But it's a mixed blessing. For buyers of individual treasury bonds, for instance, this is certainly welcome news, as it means individually held bonds will be throwing off more cash. But for bond fund investors—those who get their fixed-income exposure through a mutual fund—rising rates are actually bad news. That's because the price of older bonds falls when new bonds begin to pay out higher yields. This has the effect of lowering the total value of bond fund portfolios.

Rising bond yields are also bad for housing-market investors. That's because yields on 10-year treasuries help set market rates for 30-year mortgages. With long-term-bond yields climbing, expect the average 30-year fixed-rate mortgage to rise even higher than the current average of 6.43 percent.

It's no surprise that market interest rates are rising. Investors have been bracing for higher long-term rates ever since the Federal Reserve began hiking short-term rates in June 2004. Then, the federal funds rate, a key short-term rate, was at 1 percent, while the 10-year note was yielding around 4.7 percent. But as the Fed methodically raised short-term rates to 4.25 percent by the end of 2005, long-term rates had actually fallen to 4.39 percent.

This is what former Fed Chairman Alan Greenspan described as his "conundrum." Many economists, including new Fed Chairman Ben Bernanke, theorized that long-term rates weren't moving in lock step with short-term rates (as they normally do) because so many foreigners were parking their money in U.S. treasury bonds.

• [Prompt a] Render this sentence from the passage on bond yields in Spanish: "Rising bond yields are also bad for housing-market investors."
The records that come next have no connection to the passage on bond yields.

• [Exercise inputs]
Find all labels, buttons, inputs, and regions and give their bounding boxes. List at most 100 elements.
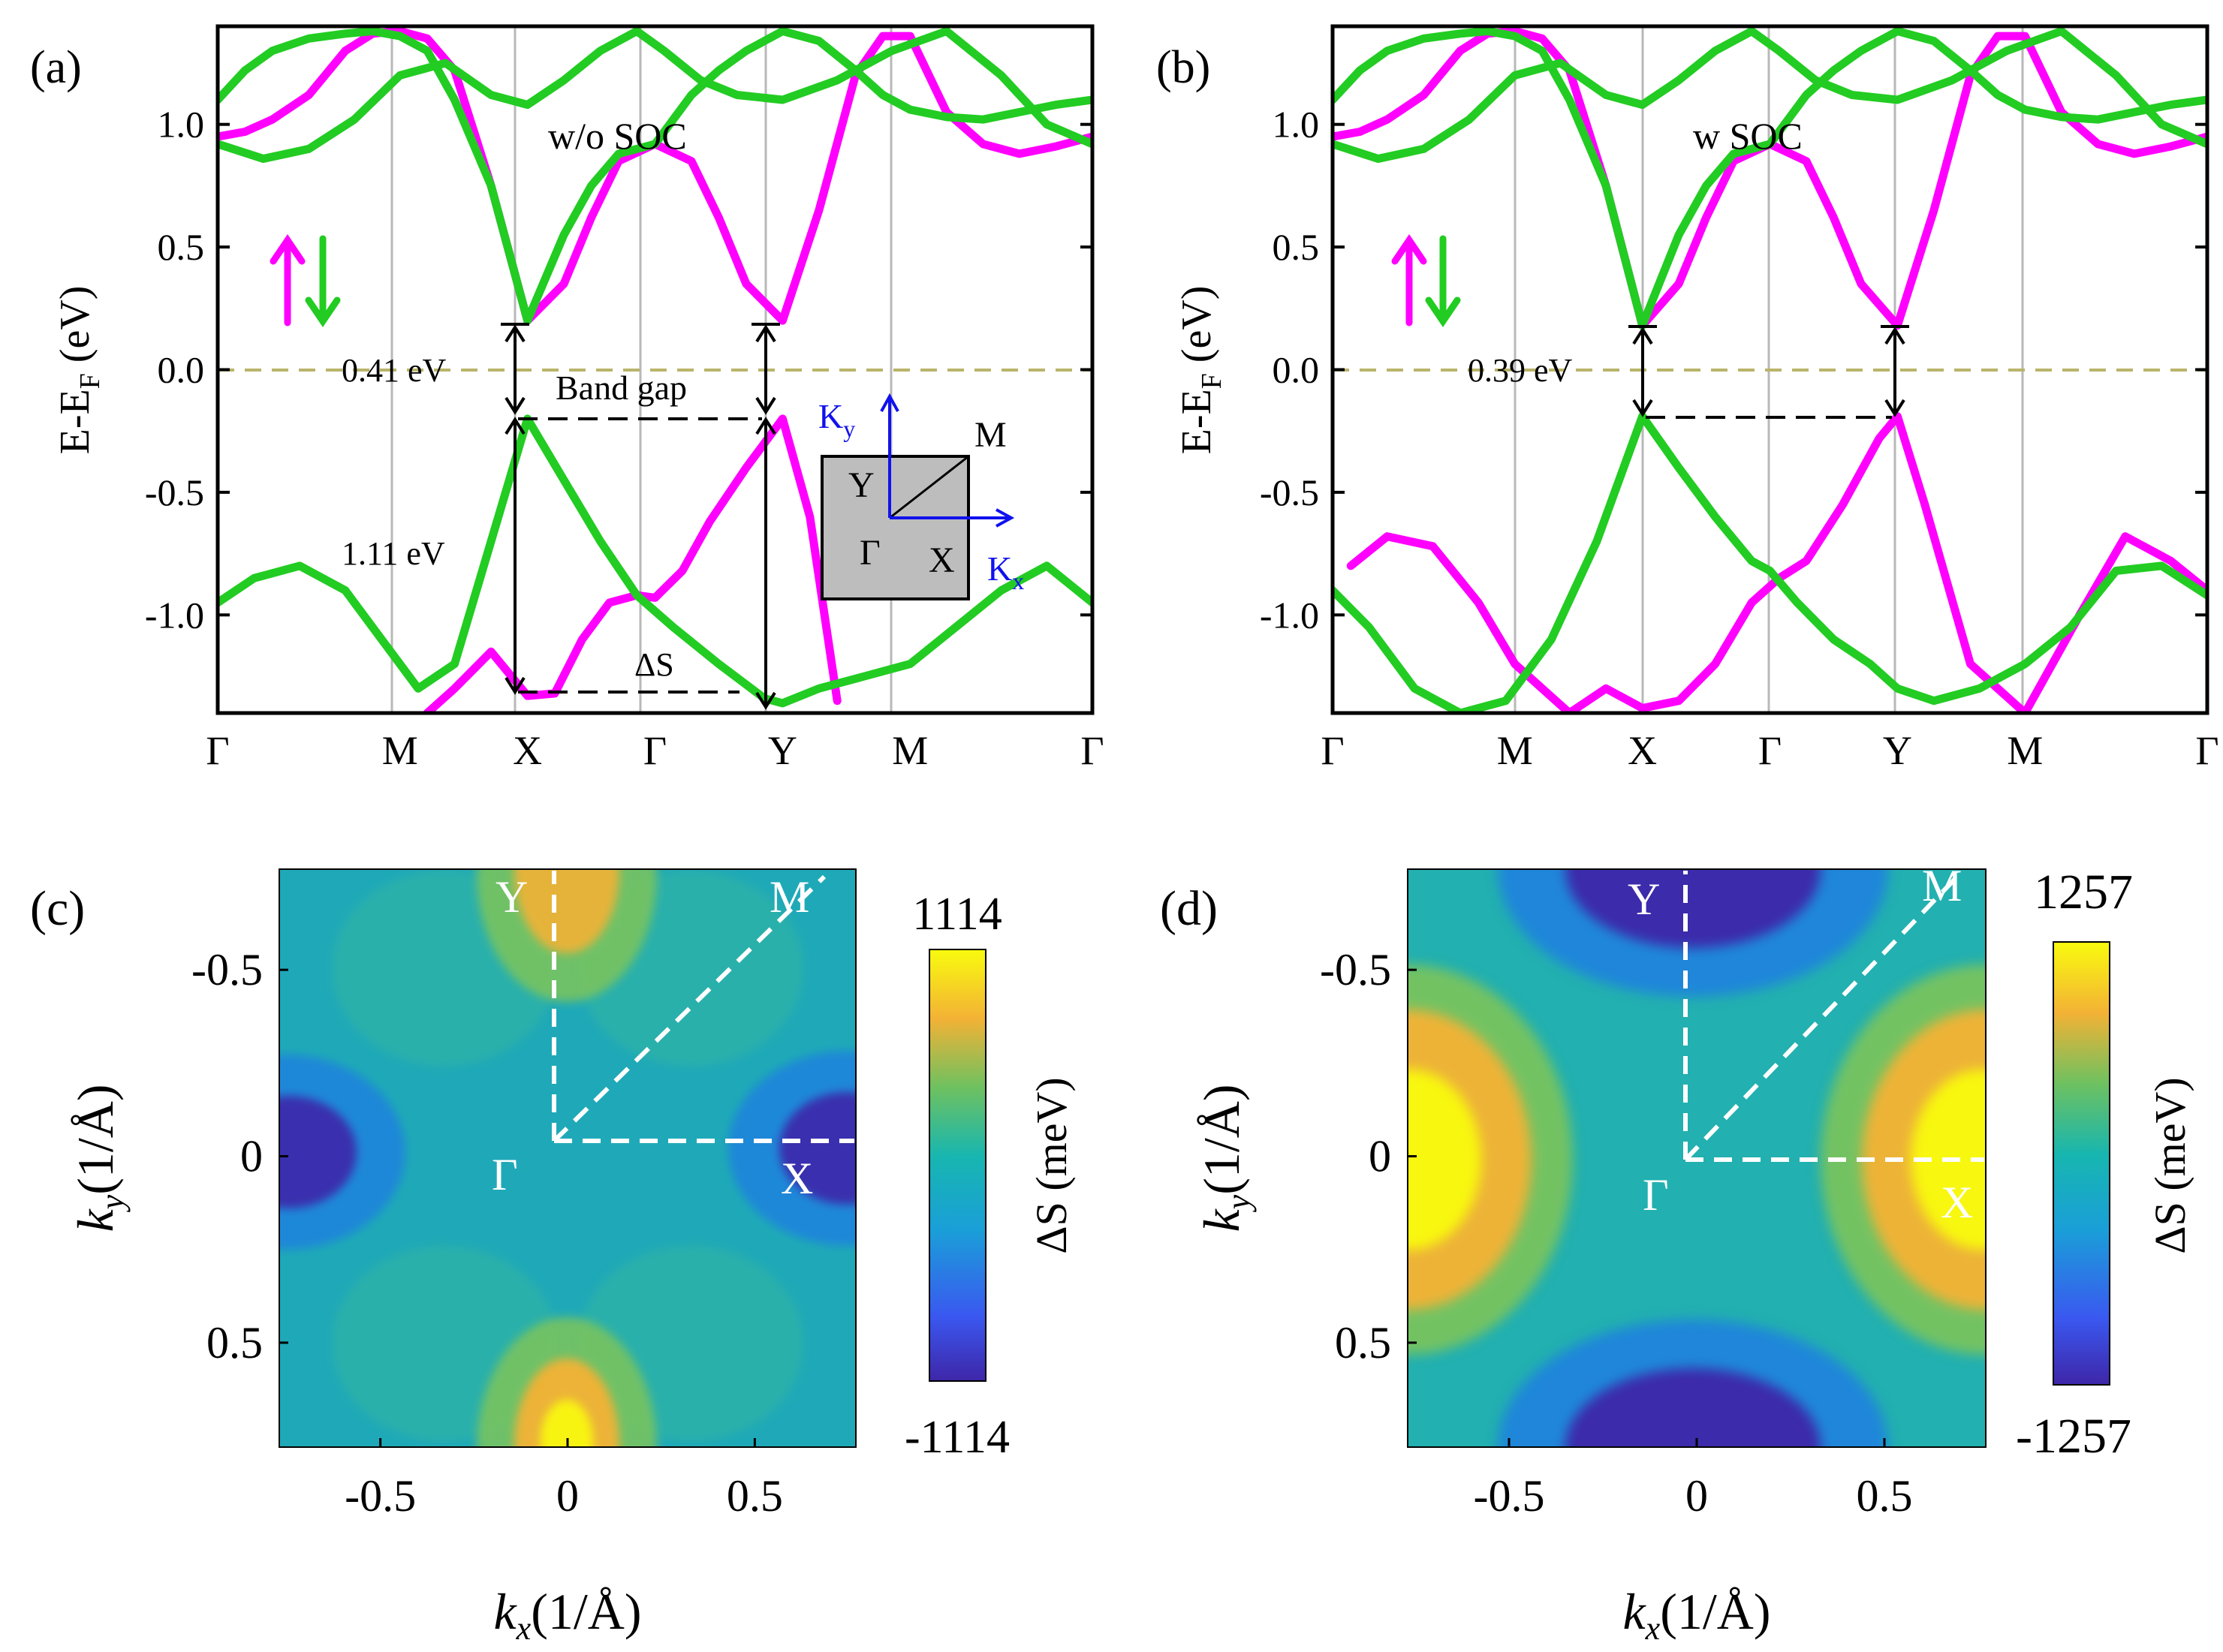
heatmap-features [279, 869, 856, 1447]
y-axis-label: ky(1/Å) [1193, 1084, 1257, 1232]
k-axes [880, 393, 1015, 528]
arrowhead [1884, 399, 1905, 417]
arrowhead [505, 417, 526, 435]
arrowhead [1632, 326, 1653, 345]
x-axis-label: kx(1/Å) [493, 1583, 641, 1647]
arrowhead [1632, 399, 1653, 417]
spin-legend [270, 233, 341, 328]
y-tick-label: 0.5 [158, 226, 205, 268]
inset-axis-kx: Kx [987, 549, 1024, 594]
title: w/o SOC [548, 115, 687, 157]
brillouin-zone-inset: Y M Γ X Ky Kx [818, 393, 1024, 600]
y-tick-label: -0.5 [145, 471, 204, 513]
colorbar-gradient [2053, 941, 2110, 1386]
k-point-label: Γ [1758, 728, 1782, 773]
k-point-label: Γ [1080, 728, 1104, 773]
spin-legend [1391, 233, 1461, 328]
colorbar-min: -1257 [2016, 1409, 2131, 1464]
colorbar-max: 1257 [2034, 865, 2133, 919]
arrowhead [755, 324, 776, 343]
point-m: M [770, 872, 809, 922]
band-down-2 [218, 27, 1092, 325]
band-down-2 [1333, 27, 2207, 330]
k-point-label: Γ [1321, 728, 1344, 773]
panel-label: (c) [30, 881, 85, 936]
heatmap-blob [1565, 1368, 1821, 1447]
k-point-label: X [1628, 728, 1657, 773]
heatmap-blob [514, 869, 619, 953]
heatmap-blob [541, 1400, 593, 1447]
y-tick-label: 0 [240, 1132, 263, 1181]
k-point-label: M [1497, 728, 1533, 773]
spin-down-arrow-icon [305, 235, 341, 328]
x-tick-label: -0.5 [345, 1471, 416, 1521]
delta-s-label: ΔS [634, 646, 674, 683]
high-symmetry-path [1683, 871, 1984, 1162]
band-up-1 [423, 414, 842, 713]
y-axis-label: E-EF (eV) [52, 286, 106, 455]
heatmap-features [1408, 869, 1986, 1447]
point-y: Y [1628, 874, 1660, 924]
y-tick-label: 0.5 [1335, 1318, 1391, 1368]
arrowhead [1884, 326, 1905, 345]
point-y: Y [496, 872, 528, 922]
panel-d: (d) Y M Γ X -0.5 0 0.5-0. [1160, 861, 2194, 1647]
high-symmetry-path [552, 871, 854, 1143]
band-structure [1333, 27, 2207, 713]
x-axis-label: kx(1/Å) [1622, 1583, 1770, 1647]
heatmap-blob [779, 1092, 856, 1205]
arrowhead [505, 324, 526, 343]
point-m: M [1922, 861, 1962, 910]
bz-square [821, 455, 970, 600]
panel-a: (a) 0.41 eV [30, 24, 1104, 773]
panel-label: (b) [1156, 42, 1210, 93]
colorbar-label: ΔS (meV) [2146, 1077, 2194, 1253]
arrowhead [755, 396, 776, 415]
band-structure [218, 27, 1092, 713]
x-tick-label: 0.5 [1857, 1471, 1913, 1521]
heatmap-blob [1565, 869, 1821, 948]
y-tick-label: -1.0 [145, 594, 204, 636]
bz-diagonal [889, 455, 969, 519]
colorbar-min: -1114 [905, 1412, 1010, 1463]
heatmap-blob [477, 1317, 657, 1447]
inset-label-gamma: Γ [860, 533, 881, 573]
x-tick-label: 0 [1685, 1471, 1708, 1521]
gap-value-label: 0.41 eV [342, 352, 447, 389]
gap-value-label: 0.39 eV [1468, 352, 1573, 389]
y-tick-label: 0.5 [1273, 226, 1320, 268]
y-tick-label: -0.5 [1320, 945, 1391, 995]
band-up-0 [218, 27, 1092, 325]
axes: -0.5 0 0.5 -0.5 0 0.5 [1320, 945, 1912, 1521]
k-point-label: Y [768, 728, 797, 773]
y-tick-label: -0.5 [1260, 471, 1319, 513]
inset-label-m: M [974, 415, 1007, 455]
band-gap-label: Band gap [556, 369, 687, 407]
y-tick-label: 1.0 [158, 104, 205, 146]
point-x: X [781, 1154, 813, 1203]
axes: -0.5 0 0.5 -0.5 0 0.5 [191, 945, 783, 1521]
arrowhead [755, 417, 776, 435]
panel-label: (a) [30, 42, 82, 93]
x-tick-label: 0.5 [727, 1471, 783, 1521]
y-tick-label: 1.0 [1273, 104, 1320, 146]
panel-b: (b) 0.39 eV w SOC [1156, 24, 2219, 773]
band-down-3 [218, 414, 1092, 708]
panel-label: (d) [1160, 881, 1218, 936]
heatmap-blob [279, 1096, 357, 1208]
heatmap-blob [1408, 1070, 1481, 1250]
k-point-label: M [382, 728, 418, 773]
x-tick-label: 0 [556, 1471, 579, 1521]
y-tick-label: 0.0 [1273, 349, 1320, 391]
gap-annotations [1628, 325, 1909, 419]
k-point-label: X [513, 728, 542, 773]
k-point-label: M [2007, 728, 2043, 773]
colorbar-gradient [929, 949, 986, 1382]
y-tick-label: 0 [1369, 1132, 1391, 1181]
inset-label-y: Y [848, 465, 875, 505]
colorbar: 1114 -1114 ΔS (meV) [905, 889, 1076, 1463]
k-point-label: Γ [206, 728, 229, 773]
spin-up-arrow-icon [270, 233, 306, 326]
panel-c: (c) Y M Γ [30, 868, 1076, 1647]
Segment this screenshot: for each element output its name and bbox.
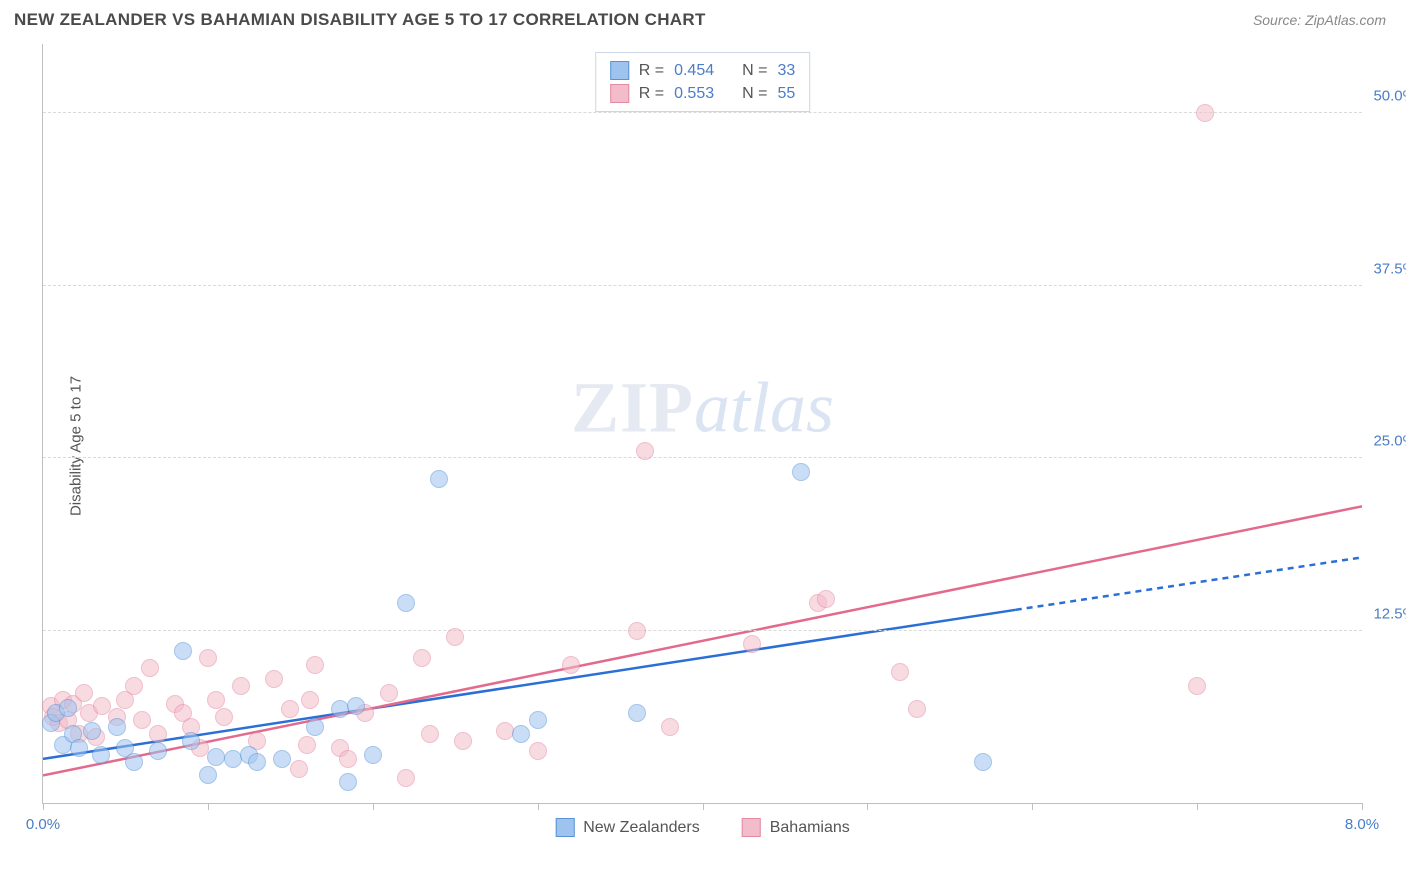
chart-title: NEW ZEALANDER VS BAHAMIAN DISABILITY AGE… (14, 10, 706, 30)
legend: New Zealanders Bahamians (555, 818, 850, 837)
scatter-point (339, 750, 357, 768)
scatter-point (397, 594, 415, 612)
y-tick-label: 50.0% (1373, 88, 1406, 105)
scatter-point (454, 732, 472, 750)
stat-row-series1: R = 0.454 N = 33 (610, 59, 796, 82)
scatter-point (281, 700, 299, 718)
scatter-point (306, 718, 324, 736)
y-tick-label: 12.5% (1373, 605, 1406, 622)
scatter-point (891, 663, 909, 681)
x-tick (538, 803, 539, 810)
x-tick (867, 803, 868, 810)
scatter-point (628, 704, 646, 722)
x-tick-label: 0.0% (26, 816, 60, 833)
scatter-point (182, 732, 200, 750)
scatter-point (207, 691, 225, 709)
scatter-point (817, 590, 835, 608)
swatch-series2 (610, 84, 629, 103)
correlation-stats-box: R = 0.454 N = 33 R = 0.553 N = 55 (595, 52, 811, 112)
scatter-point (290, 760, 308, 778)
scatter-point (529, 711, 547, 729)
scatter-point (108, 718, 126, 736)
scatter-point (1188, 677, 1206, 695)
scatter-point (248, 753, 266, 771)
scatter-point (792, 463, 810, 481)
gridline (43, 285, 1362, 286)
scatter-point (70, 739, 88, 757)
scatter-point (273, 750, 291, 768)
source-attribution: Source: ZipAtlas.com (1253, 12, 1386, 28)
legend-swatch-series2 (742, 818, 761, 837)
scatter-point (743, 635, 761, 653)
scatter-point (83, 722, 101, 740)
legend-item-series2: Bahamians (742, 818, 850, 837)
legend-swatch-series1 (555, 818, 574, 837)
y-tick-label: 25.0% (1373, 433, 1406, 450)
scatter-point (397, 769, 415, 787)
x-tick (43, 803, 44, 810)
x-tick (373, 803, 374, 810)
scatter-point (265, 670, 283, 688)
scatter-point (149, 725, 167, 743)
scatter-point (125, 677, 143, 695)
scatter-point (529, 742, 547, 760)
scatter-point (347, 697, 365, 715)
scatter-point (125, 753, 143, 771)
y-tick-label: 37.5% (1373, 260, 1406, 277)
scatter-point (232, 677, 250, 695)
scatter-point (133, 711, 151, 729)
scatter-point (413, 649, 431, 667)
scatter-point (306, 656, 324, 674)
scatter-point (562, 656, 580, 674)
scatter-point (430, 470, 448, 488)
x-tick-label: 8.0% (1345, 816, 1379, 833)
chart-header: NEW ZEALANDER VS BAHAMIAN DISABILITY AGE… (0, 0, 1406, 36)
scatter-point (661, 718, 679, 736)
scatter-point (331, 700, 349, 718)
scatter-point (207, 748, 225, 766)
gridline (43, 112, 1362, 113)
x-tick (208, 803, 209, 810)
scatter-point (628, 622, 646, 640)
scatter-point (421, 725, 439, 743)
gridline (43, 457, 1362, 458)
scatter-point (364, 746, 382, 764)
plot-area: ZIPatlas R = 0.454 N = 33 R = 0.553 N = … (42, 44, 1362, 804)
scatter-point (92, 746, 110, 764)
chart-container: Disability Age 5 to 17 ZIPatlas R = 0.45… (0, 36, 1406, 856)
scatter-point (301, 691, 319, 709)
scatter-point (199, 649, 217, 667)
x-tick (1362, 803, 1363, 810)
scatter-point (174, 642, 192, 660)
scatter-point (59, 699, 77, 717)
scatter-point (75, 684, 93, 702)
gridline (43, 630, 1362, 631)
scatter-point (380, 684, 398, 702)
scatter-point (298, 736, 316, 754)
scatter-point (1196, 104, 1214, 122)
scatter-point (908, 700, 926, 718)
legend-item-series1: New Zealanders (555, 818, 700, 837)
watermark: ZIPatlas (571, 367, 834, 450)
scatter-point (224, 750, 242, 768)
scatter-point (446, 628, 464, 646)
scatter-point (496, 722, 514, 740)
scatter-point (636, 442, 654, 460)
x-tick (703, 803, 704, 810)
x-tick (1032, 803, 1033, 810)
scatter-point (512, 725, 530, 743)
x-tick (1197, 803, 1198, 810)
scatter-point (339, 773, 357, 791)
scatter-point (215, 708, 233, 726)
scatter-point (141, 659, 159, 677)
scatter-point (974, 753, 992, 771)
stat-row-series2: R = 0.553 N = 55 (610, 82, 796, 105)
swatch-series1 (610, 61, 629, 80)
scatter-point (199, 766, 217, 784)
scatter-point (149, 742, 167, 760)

• [Prompt b] In the records, copy character for character everything from the line containing "chart-title: NEW ZEALANDER" down to the line containing "scatter-point (397, 769, 415, 787)", with both of those lines included.

• [Result a] El aumento de los rendimientos de los bonos también es perjudicial para los inversionistas del mercado inmobiliario.

• [Result b]
chart-title: NEW ZEALANDER VS BAHAMIAN DISABILITY AGE… (14, 10, 706, 30)
legend: New Zealanders Bahamians (555, 818, 850, 837)
scatter-point (339, 750, 357, 768)
scatter-point (397, 594, 415, 612)
y-tick-label: 50.0% (1373, 88, 1406, 105)
scatter-point (454, 732, 472, 750)
stat-row-series1: R = 0.454 N = 33 (610, 59, 796, 82)
scatter-point (281, 700, 299, 718)
scatter-point (306, 718, 324, 736)
y-tick-label: 12.5% (1373, 605, 1406, 622)
scatter-point (891, 663, 909, 681)
x-tick (538, 803, 539, 810)
x-tick (867, 803, 868, 810)
scatter-point (628, 704, 646, 722)
x-tick-label: 0.0% (26, 816, 60, 833)
scatter-point (182, 732, 200, 750)
scatter-point (207, 691, 225, 709)
scatter-point (817, 590, 835, 608)
swatch-series2 (610, 84, 629, 103)
correlation-stats-box: R = 0.454 N = 33 R = 0.553 N = 55 (595, 52, 811, 112)
scatter-point (290, 760, 308, 778)
scatter-point (529, 711, 547, 729)
scatter-point (108, 718, 126, 736)
scatter-point (1188, 677, 1206, 695)
scatter-point (248, 753, 266, 771)
scatter-point (792, 463, 810, 481)
gridline (43, 285, 1362, 286)
scatter-point (70, 739, 88, 757)
scatter-point (273, 750, 291, 768)
source-attribution: Source: ZipAtlas.com (1253, 12, 1386, 28)
legend-swatch-series2 (742, 818, 761, 837)
scatter-point (743, 635, 761, 653)
scatter-point (83, 722, 101, 740)
legend-item-series2: Bahamians (742, 818, 850, 837)
legend-swatch-series1 (555, 818, 574, 837)
y-tick-label: 25.0% (1373, 433, 1406, 450)
scatter-point (397, 769, 415, 787)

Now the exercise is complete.